→ **Exercise goal**
Extract the lines that hold the string "copyright".

→ **Data to process**
— BEGIN —

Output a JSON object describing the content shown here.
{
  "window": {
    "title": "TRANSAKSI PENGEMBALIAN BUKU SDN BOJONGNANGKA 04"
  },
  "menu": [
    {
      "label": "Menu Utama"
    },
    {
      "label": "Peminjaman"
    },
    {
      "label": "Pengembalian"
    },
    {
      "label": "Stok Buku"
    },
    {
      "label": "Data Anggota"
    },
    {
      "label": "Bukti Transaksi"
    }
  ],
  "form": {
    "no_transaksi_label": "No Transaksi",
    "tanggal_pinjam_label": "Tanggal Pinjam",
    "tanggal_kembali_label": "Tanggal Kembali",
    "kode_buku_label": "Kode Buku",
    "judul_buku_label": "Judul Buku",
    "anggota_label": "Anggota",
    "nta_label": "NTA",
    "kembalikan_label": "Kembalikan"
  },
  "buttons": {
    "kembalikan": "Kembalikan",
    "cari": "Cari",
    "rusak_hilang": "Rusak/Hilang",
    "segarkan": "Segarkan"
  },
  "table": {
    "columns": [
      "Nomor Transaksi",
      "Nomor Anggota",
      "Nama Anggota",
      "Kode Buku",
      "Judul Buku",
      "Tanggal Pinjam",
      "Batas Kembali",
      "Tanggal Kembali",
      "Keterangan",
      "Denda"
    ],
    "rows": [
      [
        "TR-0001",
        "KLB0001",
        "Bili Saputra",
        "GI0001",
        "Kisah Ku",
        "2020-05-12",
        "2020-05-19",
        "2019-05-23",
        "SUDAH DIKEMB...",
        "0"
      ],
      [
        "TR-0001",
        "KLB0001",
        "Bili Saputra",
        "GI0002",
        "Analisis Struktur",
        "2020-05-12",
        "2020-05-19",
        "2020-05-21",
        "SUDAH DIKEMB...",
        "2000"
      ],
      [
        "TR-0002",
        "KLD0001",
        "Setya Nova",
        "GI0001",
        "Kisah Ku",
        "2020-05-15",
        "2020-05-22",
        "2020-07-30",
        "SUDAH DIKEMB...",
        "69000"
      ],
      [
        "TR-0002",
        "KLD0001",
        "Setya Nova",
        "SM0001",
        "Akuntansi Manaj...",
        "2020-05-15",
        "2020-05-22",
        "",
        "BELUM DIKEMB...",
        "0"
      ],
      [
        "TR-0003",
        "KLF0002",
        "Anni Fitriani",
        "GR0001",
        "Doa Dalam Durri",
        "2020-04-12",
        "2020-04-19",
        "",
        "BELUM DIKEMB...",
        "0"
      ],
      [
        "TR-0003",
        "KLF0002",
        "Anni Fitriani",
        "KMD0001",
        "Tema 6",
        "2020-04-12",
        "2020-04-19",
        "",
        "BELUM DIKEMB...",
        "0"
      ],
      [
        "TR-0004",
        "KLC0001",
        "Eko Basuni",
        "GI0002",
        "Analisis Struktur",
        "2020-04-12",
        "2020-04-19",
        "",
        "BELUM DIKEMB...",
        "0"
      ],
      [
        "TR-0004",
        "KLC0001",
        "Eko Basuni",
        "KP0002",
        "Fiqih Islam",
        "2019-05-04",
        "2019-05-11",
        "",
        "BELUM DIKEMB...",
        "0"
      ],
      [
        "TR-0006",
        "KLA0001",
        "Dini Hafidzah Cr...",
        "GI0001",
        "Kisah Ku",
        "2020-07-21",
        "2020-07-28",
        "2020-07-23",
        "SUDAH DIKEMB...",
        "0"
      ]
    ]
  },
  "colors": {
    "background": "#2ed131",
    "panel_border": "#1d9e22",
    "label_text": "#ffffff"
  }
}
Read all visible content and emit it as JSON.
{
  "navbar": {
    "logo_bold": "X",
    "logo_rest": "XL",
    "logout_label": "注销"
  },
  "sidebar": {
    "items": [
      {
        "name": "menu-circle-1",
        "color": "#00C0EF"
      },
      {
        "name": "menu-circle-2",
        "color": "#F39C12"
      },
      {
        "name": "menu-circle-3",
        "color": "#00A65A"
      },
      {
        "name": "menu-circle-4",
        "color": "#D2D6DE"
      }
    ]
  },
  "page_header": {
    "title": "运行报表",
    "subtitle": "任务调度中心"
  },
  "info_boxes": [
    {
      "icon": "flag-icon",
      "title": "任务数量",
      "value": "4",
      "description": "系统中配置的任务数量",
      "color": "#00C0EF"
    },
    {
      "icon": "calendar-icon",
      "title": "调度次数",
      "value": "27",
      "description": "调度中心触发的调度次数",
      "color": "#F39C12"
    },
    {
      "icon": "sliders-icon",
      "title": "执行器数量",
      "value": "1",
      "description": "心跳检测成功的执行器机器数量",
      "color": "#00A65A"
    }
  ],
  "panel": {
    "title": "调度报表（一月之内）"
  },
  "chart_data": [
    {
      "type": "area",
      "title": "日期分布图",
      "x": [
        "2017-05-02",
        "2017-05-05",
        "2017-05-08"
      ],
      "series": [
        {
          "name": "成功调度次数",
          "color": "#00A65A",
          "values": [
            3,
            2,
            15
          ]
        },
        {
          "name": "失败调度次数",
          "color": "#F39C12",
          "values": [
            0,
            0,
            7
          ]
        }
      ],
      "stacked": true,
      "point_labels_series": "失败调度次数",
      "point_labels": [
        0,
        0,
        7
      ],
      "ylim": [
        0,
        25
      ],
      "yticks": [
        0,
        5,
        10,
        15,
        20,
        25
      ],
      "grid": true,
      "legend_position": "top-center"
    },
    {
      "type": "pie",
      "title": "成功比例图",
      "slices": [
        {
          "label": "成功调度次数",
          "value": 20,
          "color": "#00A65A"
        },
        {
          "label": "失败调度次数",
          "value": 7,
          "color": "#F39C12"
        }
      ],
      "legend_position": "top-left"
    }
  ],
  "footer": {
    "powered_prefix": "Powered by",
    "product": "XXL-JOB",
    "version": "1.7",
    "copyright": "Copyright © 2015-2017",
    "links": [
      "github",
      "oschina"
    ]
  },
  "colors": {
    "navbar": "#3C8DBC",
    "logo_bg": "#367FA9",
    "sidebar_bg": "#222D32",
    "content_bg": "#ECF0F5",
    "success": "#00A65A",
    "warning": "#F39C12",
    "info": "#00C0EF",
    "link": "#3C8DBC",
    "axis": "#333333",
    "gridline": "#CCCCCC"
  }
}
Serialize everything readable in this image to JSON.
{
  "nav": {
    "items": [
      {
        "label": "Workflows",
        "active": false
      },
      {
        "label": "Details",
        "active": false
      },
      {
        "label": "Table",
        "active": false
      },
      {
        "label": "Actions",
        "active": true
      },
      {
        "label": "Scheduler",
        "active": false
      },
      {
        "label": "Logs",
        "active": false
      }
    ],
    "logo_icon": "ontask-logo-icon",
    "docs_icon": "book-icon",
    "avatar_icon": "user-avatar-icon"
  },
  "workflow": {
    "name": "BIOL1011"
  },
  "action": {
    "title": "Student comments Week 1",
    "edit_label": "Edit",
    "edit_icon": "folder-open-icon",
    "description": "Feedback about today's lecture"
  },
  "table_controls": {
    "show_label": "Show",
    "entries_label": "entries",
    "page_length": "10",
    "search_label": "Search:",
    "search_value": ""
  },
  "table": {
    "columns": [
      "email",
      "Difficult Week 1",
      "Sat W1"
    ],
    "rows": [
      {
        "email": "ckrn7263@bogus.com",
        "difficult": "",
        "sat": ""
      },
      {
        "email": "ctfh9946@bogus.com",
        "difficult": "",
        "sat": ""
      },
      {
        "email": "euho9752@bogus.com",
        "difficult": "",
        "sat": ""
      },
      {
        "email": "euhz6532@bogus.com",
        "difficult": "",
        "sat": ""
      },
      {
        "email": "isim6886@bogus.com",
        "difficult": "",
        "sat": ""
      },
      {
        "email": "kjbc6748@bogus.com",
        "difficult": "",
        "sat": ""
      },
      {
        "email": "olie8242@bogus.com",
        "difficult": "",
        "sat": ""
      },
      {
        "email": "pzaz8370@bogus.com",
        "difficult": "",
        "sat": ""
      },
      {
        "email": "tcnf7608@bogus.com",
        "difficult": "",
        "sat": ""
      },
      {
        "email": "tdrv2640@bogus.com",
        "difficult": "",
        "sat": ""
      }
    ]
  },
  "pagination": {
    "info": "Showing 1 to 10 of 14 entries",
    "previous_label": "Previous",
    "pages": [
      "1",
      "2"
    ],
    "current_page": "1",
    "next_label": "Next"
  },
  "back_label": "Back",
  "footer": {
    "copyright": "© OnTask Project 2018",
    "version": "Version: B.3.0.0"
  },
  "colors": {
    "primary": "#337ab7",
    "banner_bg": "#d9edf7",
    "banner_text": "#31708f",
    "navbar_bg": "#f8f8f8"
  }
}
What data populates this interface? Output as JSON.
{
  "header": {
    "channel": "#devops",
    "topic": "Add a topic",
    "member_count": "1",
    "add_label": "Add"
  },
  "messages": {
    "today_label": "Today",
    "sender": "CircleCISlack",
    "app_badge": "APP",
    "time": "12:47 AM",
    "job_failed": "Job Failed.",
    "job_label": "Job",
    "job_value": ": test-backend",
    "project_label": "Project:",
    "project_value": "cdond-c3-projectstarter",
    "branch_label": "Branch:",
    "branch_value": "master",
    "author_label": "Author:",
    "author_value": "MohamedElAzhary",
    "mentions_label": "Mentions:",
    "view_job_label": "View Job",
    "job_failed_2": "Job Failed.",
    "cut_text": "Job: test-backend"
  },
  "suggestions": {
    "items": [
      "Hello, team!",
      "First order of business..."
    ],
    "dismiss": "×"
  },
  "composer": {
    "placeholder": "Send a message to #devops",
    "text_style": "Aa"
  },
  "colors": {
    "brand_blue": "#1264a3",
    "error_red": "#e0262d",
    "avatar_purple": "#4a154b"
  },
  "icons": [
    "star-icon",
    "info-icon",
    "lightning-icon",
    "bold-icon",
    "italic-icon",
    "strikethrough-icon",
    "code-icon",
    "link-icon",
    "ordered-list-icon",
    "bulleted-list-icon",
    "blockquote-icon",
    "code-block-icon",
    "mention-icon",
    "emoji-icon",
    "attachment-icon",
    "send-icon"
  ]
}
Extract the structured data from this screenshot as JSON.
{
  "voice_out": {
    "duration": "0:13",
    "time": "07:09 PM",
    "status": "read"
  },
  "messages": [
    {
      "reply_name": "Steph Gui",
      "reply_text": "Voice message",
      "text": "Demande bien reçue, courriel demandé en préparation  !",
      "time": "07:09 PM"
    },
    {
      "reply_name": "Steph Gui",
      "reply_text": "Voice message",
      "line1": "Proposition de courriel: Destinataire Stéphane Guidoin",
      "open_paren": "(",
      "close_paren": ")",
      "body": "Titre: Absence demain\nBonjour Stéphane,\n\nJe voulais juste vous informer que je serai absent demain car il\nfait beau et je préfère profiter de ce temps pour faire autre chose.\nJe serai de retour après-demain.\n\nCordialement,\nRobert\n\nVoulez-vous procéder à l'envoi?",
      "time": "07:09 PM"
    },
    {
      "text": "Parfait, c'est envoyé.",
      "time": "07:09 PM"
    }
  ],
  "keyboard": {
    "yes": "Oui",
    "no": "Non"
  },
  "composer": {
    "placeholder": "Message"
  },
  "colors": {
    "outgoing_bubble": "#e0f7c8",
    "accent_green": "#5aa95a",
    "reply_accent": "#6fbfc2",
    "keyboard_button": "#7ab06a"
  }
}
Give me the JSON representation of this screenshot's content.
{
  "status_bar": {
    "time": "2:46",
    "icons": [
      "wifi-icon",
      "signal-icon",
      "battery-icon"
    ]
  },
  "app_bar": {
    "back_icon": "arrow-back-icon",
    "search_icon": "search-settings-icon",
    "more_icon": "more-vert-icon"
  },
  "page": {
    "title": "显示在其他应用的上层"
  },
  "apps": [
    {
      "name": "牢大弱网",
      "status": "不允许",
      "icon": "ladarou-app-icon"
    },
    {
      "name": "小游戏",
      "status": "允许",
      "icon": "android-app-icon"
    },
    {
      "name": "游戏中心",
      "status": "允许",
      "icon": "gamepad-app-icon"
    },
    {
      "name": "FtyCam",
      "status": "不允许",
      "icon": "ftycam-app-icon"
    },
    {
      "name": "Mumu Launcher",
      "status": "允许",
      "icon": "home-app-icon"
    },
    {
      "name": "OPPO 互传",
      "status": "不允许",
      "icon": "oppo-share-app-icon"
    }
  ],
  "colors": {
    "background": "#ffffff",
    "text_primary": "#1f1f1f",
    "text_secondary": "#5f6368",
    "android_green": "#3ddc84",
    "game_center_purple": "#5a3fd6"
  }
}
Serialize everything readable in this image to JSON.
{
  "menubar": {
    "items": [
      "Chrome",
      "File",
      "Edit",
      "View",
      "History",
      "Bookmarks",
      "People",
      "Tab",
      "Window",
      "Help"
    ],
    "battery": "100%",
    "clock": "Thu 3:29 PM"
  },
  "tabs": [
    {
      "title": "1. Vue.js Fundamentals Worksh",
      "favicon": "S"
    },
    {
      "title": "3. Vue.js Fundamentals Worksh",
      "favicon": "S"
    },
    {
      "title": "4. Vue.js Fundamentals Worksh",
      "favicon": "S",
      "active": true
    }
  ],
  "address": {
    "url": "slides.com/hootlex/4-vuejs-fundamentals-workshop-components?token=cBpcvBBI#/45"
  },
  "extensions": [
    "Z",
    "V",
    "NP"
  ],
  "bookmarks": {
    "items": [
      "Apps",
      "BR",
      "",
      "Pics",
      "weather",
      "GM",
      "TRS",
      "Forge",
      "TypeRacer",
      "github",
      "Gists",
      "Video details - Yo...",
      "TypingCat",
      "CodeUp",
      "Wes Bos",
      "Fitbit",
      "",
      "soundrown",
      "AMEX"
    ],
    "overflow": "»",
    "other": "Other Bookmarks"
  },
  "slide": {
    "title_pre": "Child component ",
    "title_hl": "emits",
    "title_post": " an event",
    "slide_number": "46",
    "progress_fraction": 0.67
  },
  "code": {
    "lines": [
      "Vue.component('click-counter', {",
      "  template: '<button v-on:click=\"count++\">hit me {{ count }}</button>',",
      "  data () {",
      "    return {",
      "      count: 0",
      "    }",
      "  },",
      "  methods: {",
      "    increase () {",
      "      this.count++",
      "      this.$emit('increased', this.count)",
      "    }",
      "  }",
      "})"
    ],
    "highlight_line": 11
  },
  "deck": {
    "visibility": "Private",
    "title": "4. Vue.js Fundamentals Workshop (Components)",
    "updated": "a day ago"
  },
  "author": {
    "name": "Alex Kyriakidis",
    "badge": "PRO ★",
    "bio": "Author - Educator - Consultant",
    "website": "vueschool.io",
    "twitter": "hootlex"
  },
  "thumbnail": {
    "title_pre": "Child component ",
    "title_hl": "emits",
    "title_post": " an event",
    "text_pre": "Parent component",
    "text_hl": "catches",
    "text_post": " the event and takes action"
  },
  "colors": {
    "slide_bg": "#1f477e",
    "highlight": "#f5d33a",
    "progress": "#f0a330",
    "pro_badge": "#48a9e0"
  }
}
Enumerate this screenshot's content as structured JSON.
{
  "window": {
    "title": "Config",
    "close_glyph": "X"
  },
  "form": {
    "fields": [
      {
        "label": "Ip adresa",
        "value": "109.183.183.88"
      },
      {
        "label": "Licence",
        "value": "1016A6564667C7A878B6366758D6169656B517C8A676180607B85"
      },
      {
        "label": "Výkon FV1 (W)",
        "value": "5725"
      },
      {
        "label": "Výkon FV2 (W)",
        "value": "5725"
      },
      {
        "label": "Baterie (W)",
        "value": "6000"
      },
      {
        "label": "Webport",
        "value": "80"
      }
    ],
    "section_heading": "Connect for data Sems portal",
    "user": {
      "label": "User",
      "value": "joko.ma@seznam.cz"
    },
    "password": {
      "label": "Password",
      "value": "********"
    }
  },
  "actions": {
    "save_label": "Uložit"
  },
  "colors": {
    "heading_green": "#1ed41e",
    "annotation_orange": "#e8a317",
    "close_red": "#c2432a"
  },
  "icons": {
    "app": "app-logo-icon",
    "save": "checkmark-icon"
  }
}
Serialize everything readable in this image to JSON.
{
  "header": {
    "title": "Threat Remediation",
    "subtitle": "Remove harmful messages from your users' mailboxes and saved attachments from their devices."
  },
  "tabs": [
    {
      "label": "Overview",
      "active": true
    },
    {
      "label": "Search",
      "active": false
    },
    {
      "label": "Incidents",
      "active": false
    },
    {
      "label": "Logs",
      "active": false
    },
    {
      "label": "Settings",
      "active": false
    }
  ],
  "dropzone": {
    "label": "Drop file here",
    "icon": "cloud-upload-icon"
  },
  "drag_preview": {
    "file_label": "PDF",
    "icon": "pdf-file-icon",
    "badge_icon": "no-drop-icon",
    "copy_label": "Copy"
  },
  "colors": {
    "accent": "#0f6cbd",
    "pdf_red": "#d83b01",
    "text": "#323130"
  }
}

— END —

→ **Answer to the task**
    "copyright": "Copyright © 2015-2017",
    "copyright": "© OnTask Project 2018",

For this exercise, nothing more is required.